> Stated problem
In the listing, locate the line containing "Convert this document image to plain text.", then quote it and all following lines exactly. Omit pictures.

> Material shown
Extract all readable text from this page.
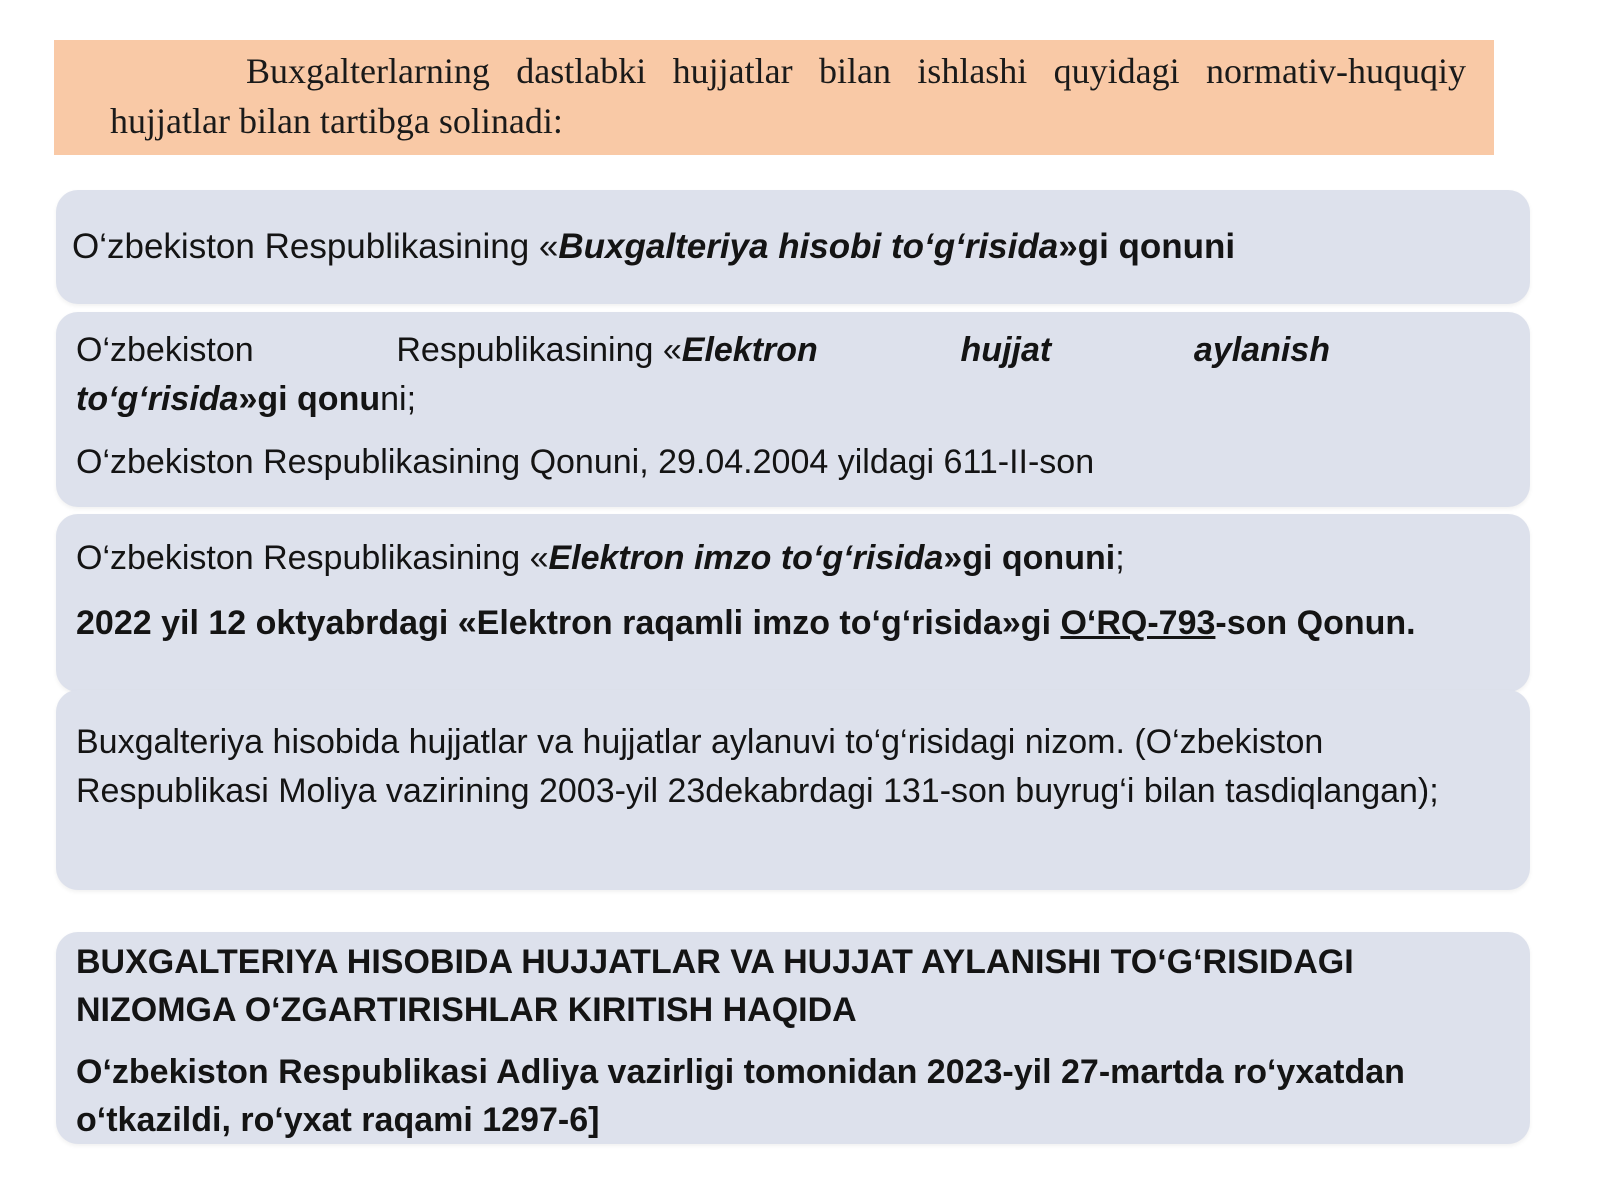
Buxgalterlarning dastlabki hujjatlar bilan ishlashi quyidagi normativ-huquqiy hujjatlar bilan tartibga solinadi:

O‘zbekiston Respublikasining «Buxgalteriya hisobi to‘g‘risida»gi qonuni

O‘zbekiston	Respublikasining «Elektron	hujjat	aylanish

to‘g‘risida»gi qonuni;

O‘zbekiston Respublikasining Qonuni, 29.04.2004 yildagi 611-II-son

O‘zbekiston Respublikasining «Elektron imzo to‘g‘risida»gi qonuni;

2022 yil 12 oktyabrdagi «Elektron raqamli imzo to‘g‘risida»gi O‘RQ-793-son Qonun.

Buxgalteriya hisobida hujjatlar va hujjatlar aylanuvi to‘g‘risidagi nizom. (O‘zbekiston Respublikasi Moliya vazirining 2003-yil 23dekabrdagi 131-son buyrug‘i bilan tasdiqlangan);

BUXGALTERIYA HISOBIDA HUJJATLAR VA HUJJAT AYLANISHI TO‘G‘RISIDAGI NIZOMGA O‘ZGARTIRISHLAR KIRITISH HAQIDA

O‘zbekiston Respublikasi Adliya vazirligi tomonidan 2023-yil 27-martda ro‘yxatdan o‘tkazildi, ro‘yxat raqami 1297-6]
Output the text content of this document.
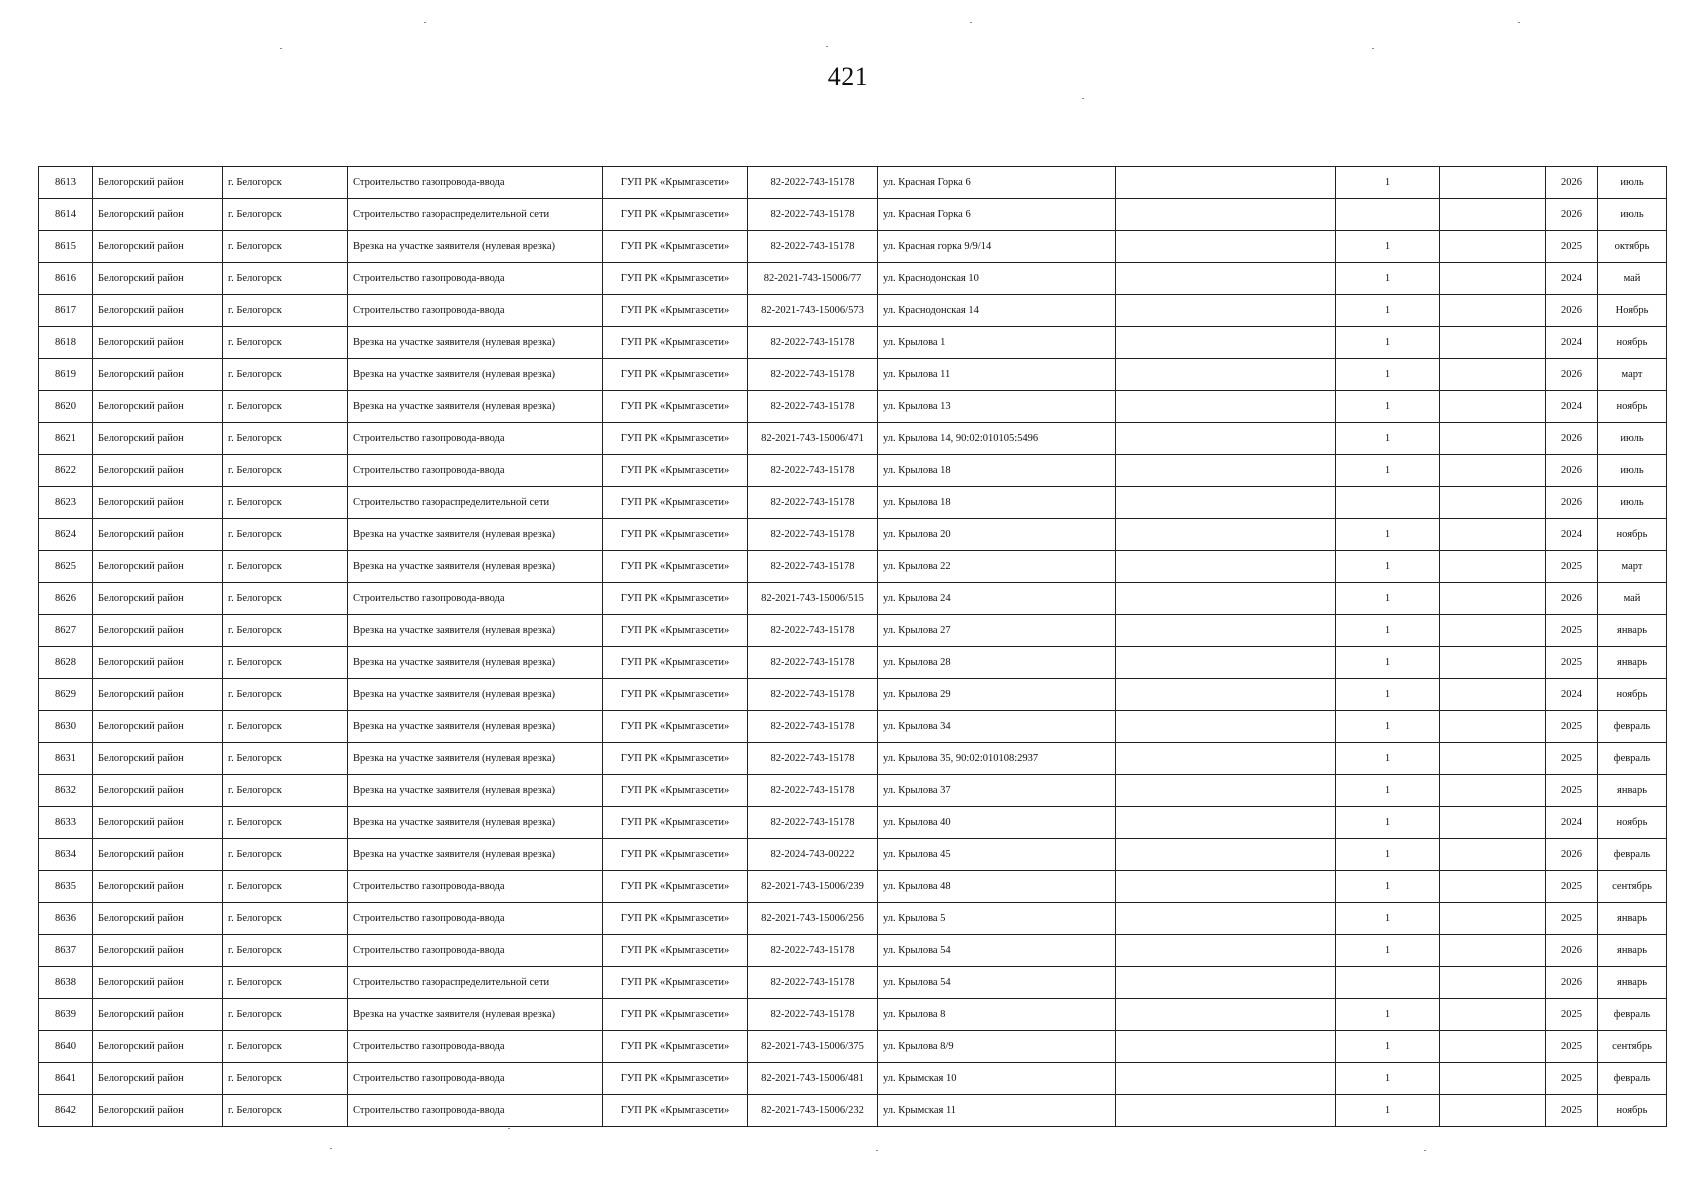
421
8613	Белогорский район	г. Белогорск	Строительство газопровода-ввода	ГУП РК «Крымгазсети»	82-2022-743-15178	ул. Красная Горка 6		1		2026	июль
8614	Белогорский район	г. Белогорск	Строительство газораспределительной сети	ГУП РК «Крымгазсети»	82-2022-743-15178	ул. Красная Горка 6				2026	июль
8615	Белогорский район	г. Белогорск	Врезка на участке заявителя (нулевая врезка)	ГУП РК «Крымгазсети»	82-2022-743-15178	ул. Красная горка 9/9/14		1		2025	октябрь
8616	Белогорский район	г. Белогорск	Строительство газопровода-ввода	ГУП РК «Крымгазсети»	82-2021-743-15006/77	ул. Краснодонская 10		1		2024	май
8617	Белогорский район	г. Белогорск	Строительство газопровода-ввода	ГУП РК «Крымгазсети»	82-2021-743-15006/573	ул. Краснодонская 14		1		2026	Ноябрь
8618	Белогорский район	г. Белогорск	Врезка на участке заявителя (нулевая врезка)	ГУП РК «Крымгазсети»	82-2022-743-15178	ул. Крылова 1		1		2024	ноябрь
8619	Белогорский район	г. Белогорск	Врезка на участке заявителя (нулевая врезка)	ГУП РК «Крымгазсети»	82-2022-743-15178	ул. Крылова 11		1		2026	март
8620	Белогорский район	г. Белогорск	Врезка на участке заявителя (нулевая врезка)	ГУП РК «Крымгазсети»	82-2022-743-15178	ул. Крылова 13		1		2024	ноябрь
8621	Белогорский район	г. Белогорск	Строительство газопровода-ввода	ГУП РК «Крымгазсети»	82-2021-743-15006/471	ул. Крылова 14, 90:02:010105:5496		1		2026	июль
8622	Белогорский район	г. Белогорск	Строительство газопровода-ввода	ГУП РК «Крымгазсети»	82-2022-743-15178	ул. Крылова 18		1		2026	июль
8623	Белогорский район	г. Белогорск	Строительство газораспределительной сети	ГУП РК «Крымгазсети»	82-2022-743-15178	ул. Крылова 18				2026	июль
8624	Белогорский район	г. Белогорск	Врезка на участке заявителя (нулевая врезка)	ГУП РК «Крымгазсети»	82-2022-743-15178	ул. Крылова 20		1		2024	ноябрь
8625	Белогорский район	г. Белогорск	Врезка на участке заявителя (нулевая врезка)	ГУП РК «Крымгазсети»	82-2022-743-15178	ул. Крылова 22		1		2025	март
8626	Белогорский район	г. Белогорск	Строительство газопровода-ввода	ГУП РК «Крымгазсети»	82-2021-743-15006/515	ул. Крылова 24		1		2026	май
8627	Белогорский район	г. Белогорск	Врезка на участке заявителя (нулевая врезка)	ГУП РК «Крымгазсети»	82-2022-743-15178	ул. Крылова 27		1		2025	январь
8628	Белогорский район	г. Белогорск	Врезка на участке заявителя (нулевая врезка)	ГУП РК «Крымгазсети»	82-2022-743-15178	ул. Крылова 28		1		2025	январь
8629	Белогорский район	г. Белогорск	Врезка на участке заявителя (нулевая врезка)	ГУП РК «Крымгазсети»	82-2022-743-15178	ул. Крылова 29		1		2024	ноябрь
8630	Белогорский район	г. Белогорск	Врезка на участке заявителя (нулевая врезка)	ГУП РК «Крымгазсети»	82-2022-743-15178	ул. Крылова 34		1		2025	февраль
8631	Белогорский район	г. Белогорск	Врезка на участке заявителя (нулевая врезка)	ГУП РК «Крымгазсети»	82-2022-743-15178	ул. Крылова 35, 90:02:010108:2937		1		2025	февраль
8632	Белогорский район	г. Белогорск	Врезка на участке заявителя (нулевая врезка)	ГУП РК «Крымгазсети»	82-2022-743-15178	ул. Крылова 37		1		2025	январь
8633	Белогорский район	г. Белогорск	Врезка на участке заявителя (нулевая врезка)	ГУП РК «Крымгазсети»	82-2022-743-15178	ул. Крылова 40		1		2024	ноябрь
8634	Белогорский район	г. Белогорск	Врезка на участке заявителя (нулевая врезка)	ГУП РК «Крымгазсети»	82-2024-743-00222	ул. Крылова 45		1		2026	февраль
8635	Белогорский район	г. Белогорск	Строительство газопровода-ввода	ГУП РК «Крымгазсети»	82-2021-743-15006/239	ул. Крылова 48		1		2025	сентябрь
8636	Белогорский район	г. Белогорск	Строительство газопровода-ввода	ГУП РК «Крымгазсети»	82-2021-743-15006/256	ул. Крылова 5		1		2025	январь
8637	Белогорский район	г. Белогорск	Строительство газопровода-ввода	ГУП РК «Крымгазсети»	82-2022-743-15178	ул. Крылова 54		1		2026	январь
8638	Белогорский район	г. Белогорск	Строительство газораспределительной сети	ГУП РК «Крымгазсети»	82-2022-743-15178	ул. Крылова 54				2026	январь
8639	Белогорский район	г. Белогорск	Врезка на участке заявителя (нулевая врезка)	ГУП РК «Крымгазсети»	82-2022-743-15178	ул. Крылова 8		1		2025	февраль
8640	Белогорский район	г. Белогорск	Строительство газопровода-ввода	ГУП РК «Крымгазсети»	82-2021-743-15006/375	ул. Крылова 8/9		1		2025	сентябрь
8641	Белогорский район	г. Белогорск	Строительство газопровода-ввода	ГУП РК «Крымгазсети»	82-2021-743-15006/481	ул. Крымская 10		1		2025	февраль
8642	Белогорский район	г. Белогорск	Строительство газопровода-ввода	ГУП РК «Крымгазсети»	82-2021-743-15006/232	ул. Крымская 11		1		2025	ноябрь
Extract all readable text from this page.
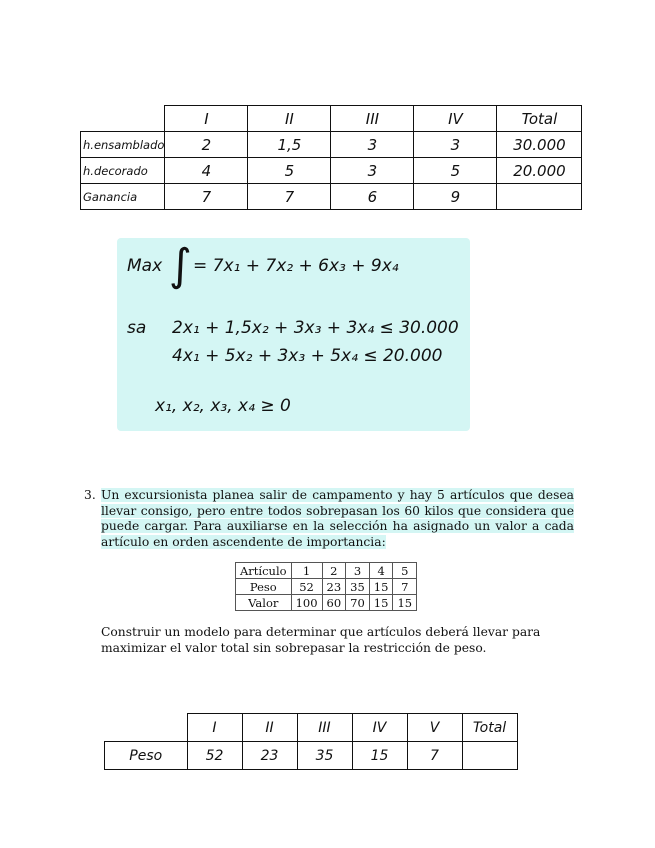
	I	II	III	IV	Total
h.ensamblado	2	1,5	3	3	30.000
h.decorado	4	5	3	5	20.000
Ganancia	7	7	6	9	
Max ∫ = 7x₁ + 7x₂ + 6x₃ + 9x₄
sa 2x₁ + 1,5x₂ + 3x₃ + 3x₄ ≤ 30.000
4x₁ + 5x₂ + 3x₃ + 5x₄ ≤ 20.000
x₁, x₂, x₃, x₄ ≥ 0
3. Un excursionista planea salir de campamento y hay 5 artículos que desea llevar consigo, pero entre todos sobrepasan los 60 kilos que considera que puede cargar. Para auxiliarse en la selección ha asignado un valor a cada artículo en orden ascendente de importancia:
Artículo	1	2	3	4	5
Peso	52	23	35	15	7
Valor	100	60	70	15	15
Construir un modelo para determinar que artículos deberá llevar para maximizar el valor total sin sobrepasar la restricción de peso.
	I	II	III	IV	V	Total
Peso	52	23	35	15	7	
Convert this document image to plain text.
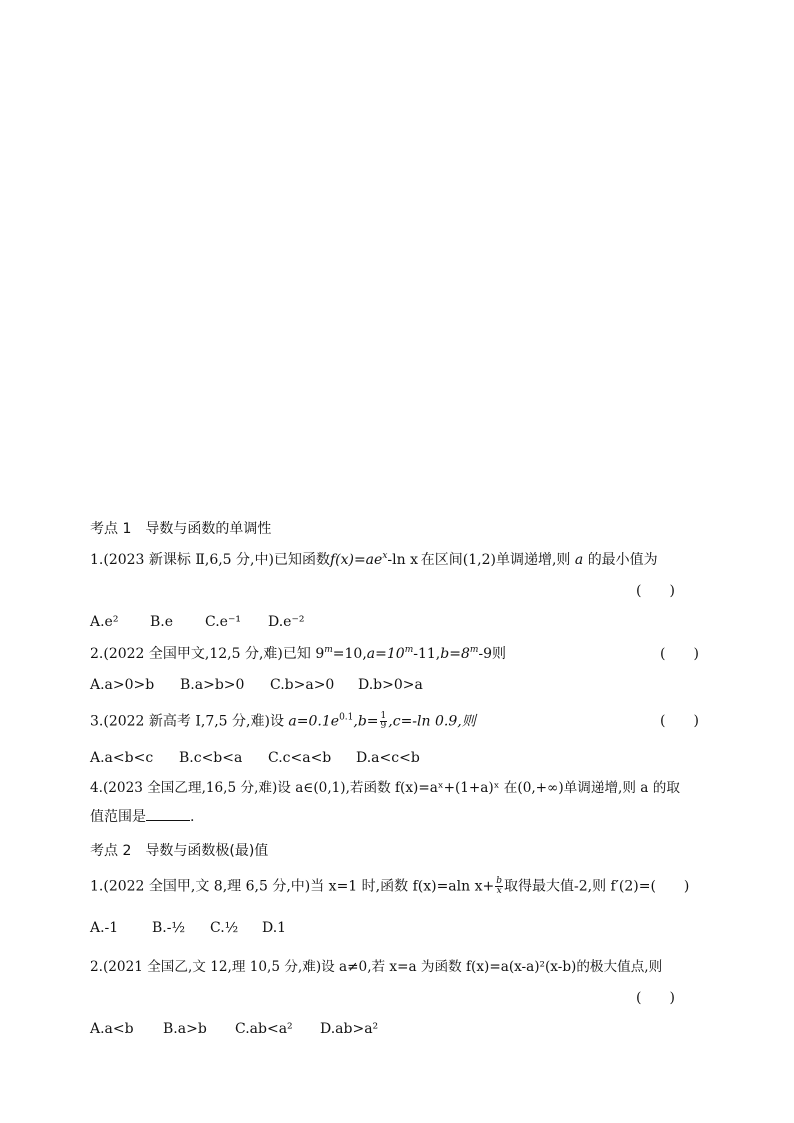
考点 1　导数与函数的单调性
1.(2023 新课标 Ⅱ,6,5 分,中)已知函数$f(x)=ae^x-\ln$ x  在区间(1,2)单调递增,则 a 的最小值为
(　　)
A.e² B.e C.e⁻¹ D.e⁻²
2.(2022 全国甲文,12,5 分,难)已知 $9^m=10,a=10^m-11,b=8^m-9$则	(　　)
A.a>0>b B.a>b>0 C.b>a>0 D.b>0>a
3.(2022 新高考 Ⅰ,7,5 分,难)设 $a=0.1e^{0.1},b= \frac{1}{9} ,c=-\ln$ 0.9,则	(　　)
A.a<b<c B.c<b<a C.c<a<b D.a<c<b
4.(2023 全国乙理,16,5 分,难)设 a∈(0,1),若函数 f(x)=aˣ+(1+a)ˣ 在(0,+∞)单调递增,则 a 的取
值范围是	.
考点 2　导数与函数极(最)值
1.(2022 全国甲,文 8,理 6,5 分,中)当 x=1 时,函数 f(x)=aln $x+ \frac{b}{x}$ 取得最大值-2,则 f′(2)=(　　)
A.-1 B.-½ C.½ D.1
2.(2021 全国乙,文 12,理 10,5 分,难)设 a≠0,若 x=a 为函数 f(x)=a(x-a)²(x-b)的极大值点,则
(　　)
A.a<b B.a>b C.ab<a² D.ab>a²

> Solution to this exercise
Convert this document image to plain text.
考点 1　导数与函数的单调性
1.(2023 新课标 Ⅱ,6,5 分,中)已知函数$f(x)=ae^x-\ln$ x  在区间(1,2)单调递增,则 a 的最小值为
(　　)
A.e² B.e C.e⁻¹ D.e⁻²
2.(2022 全国甲文,12,5 分,难)已知 $9^m=10,a=10^m-11,b=8^m-9$则	(　　)
A.a>0>b B.a>b>0 C.b>a>0 D.b>0>a
3.(2022 新高考 Ⅰ,7,5 分,难)设 $a=0.1e^{0.1},b= \frac{1}{9} ,c=-\ln$ 0.9,则	(　　)
A.a<b<c B.c<b<a C.c<a<b D.a<c<b
4.(2023 全国乙理,16,5 分,难)设 a∈(0,1),若函数 f(x)=aˣ+(1+a)ˣ 在(0,+∞)单调递增,则 a 的取
值范围是	.
考点 2　导数与函数极(最)值
1.(2022 全国甲,文 8,理 6,5 分,中)当 x=1 时,函数 f(x)=aln $x+ \frac{b}{x}$ 取得最大值-2,则 f′(2)=(　　)
A.-1 B.-½ C.½ D.1
2.(2021 全国乙,文 12,理 10,5 分,难)设 a≠0,若 x=a 为函数 f(x)=a(x-a)²(x-b)的极大值点,则
(　　)
A.a<b B.a>b C.ab<a² D.ab>a²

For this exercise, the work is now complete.